BEGIN
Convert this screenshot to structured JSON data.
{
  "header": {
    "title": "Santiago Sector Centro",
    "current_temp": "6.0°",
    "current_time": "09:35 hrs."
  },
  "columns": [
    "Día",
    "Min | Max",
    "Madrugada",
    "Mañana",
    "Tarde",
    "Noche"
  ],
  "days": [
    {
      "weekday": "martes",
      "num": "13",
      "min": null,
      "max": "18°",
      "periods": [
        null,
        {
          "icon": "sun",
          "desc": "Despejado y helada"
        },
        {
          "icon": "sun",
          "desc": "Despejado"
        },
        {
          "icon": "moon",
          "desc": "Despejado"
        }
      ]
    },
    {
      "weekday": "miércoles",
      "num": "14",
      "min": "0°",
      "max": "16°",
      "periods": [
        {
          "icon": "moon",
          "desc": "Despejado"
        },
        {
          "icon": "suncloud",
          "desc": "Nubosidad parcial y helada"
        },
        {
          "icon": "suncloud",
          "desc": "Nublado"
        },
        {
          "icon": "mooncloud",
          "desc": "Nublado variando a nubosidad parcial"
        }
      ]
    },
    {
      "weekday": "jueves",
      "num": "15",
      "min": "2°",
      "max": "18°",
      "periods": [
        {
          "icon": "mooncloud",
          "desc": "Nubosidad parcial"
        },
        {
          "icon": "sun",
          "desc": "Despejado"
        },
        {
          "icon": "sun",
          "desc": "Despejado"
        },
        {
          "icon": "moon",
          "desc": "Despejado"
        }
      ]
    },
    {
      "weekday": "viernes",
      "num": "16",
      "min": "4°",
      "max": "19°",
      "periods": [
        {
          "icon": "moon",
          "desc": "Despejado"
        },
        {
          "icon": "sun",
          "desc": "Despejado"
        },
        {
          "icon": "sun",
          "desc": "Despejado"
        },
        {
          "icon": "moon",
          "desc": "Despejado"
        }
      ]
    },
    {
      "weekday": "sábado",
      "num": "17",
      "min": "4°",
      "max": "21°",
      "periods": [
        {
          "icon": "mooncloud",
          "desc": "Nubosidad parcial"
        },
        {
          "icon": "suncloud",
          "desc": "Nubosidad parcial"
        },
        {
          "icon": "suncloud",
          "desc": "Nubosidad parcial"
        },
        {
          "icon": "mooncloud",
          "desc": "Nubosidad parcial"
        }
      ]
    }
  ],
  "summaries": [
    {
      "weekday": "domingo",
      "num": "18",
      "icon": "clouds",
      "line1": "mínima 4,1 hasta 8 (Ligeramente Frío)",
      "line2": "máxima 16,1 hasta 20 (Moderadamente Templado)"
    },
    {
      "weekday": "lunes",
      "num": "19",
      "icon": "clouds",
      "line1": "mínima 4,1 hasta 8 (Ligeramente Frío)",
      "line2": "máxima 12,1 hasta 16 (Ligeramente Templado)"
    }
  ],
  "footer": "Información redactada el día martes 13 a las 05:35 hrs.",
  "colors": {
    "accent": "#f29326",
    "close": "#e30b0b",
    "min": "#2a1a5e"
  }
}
END
BEGIN
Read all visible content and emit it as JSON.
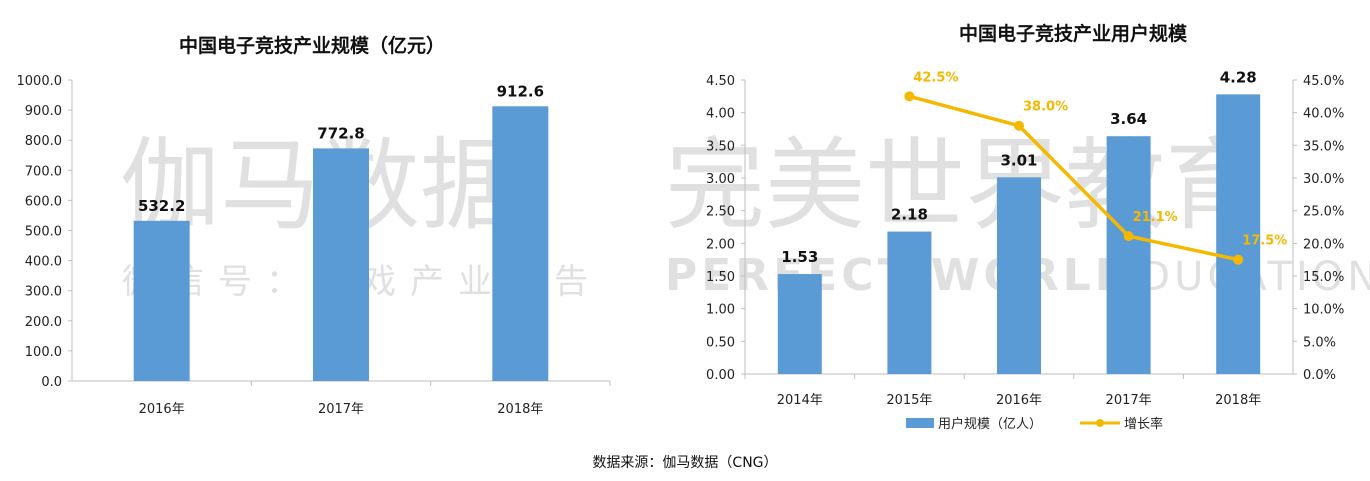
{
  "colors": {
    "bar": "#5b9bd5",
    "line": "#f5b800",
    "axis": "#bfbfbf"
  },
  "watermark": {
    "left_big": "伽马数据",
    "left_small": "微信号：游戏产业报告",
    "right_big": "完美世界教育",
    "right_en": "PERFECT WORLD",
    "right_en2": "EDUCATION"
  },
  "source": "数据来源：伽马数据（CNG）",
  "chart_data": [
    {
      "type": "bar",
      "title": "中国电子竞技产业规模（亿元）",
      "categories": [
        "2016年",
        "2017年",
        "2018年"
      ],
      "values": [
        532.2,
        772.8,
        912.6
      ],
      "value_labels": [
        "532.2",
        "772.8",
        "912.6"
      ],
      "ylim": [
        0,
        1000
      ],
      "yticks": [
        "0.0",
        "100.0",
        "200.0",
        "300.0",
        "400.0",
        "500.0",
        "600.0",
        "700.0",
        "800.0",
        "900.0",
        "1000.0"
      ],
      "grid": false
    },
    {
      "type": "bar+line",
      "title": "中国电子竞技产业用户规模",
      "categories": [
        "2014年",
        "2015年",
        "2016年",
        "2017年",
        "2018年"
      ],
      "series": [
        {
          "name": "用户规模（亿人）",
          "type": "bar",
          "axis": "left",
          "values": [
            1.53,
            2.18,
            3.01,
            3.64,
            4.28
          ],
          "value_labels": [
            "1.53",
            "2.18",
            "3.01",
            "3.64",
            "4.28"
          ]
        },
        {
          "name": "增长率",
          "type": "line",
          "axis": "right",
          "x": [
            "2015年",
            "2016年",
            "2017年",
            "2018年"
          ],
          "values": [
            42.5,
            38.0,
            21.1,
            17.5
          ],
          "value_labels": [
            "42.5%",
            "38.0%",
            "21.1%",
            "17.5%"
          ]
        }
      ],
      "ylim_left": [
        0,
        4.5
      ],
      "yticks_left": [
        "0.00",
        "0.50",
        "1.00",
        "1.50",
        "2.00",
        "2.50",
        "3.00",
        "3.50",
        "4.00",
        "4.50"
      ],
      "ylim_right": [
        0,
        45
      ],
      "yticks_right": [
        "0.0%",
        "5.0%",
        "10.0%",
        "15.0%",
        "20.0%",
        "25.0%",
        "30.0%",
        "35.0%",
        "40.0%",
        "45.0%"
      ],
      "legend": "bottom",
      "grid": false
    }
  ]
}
END
__TASK DESCRIPTION__.
How many lines of these entries contain "weekday"? Answer with the number and nothing else.

__CORRECT RESULT__.
7